--- Information supplied ---
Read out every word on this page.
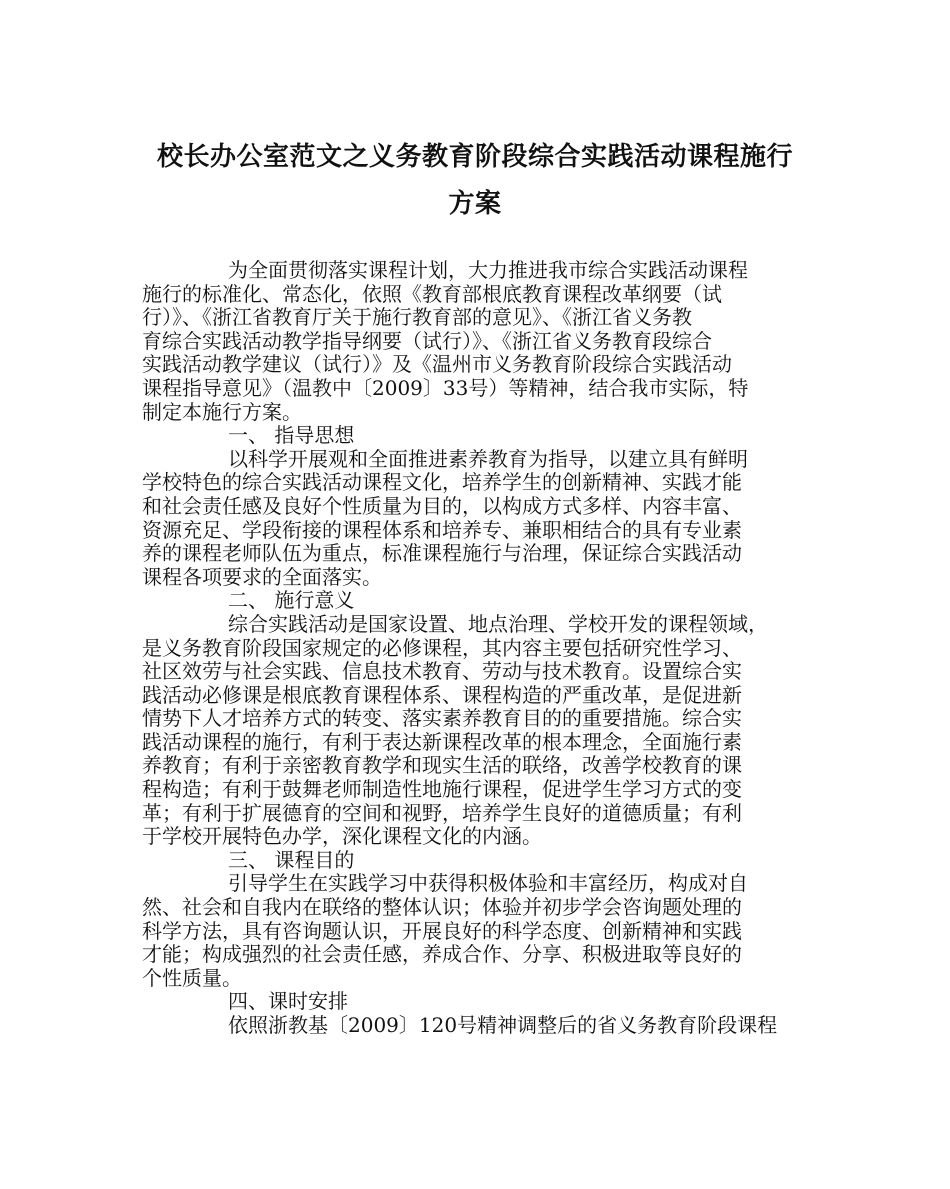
校长办公室范文之义务教育阶段综合实践活动课程施行
方案
为全面贯彻落实课程计划，大力推进我市综合实践活动课程
施行的标准化、常态化，依照《教育部根底教育课程改革纲要（试
行）》、《浙江省教育厅关于施行教育部的意见》、《浙江省义务教
育综合实践活动教学指导纲要（试行）》、《浙江省义务教育段综合
实践活动教学建议（试行）》及《温州市义务教育阶段综合实践活动
课程指导意见》（温教中〔2009〕33号）等精神，结合我市实际，特
制定本施行方案。
一、 指导思想
以科学开展观和全面推进素养教育为指导，以建立具有鲜明
学校特色的综合实践活动课程文化，培养学生的创新精神、实践才能
和社会责任感及良好个性质量为目的，以构成方式多样、内容丰富、
资源充足、学段衔接的课程体系和培养专、兼职相结合的具有专业素
养的课程老师队伍为重点，标准课程施行与治理，保证综合实践活动
课程各项要求的全面落实。
二、 施行意义
综合实践活动是国家设置、地点治理、学校开发的课程领域，
是义务教育阶段国家规定的必修课程，其内容主要包括研究性学习、
社区效劳与社会实践、信息技术教育、劳动与技术教育。设置综合实
践活动必修课是根底教育课程体系、课程构造的严重改革，是促进新
情势下人才培养方式的转变、落实素养教育目的的重要措施。综合实
践活动课程的施行，有利于表达新课程改革的根本理念，全面施行素
养教育；有利于亲密教育教学和现实生活的联络，改善学校教育的课
程构造；有利于鼓舞老师制造性地施行课程，促进学生学习方式的变
革；有利于扩展德育的空间和视野，培养学生良好的道德质量；有利
于学校开展特色办学，深化课程文化的内涵。
三、 课程目的
引导学生在实践学习中获得积极体验和丰富经历，构成对自
然、社会和自我内在联络的整体认识；体验并初步学会咨询题处理的
科学方法，具有咨询题认识，开展良好的科学态度、创新精神和实践
才能；构成强烈的社会责任感，养成合作、分享、积极进取等良好的
个性质量。
四、课时安排
依照浙教基〔2009〕120号精神调整后的省义务教育阶段课程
---
Transcribe all entries above exactly. Drop the pictures.

*Task answer*
Read out every word on this page.
校长办公室范文之义务教育阶段综合实践活动课程施行
方案
为全面贯彻落实课程计划，大力推进我市综合实践活动课程
施行的标准化、常态化，依照《教育部根底教育课程改革纲要（试
行）》、《浙江省教育厅关于施行教育部的意见》、《浙江省义务教
育综合实践活动教学指导纲要（试行）》、《浙江省义务教育段综合
实践活动教学建议（试行）》及《温州市义务教育阶段综合实践活动
课程指导意见》（温教中〔2009〕33号）等精神，结合我市实际，特
制定本施行方案。
一、 指导思想
以科学开展观和全面推进素养教育为指导，以建立具有鲜明
学校特色的综合实践活动课程文化，培养学生的创新精神、实践才能
和社会责任感及良好个性质量为目的，以构成方式多样、内容丰富、
资源充足、学段衔接的课程体系和培养专、兼职相结合的具有专业素
养的课程老师队伍为重点，标准课程施行与治理，保证综合实践活动
课程各项要求的全面落实。
二、 施行意义
综合实践活动是国家设置、地点治理、学校开发的课程领域，
是义务教育阶段国家规定的必修课程，其内容主要包括研究性学习、
社区效劳与社会实践、信息技术教育、劳动与技术教育。设置综合实
践活动必修课是根底教育课程体系、课程构造的严重改革，是促进新
情势下人才培养方式的转变、落实素养教育目的的重要措施。综合实
践活动课程的施行，有利于表达新课程改革的根本理念，全面施行素
养教育；有利于亲密教育教学和现实生活的联络，改善学校教育的课
程构造；有利于鼓舞老师制造性地施行课程，促进学生学习方式的变
革；有利于扩展德育的空间和视野，培养学生良好的道德质量；有利
于学校开展特色办学，深化课程文化的内涵。
三、 课程目的
引导学生在实践学习中获得积极体验和丰富经历，构成对自
然、社会和自我内在联络的整体认识；体验并初步学会咨询题处理的
科学方法，具有咨询题认识，开展良好的科学态度、创新精神和实践
才能；构成强烈的社会责任感，养成合作、分享、积极进取等良好的
个性质量。
四、课时安排
依照浙教基〔2009〕120号精神调整后的省义务教育阶段课程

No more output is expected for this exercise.